* **Work instructions**
Note each line where "growth" appears, and copy it.

* **Stored data**
══════════

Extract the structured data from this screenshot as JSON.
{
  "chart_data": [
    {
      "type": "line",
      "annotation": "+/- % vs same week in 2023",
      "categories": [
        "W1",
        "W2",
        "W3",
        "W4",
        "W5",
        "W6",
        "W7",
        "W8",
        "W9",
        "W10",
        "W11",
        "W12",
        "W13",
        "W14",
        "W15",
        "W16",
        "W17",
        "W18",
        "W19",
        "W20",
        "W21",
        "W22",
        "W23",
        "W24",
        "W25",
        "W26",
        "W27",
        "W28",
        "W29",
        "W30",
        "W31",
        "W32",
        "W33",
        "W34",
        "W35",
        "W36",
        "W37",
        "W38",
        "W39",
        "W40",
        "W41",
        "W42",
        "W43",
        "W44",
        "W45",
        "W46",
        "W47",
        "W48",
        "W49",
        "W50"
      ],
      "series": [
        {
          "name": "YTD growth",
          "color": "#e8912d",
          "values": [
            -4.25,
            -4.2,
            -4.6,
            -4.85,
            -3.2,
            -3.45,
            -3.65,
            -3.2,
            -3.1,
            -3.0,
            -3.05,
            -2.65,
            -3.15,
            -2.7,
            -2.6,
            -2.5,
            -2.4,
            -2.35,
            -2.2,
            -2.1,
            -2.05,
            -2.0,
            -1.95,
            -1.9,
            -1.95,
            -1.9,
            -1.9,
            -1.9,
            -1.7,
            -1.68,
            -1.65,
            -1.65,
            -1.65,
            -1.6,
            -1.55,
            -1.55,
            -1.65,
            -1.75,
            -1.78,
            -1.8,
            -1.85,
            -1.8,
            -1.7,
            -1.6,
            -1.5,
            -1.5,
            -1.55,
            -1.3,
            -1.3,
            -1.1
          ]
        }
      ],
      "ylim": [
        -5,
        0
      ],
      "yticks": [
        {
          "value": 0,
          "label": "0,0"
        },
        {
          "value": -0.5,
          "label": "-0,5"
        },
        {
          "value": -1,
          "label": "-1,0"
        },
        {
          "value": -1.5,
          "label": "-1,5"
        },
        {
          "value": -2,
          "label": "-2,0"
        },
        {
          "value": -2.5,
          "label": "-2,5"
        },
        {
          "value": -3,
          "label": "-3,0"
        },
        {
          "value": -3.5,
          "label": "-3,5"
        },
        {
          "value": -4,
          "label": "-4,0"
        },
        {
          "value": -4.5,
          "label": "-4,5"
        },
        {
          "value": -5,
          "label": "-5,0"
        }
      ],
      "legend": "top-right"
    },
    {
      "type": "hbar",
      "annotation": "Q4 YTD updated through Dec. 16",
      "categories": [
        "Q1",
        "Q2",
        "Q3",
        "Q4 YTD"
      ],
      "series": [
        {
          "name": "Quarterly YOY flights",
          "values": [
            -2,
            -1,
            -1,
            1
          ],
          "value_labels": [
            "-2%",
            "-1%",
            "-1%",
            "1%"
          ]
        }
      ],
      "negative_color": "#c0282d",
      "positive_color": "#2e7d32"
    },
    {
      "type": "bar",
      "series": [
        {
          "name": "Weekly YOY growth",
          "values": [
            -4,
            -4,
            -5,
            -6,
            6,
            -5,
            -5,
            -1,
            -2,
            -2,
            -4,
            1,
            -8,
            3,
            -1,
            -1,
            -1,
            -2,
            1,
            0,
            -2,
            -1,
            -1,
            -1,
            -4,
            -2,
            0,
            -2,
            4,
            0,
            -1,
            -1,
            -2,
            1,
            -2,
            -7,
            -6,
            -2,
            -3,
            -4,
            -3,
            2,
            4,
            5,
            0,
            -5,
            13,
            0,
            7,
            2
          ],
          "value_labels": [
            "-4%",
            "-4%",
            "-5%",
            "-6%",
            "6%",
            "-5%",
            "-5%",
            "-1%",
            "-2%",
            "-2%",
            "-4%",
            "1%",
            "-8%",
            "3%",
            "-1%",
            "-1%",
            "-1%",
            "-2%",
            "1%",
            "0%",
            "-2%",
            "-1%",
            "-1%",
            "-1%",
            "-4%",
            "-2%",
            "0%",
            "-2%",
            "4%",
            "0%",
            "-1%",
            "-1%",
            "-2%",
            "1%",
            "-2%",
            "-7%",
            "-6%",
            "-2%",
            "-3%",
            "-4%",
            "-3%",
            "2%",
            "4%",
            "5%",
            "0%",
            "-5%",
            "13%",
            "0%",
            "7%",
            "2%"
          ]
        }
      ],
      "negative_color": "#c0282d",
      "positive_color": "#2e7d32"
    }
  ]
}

══════════

* **Response**
          "name": "YTD growth",
          "name": "Weekly YOY growth",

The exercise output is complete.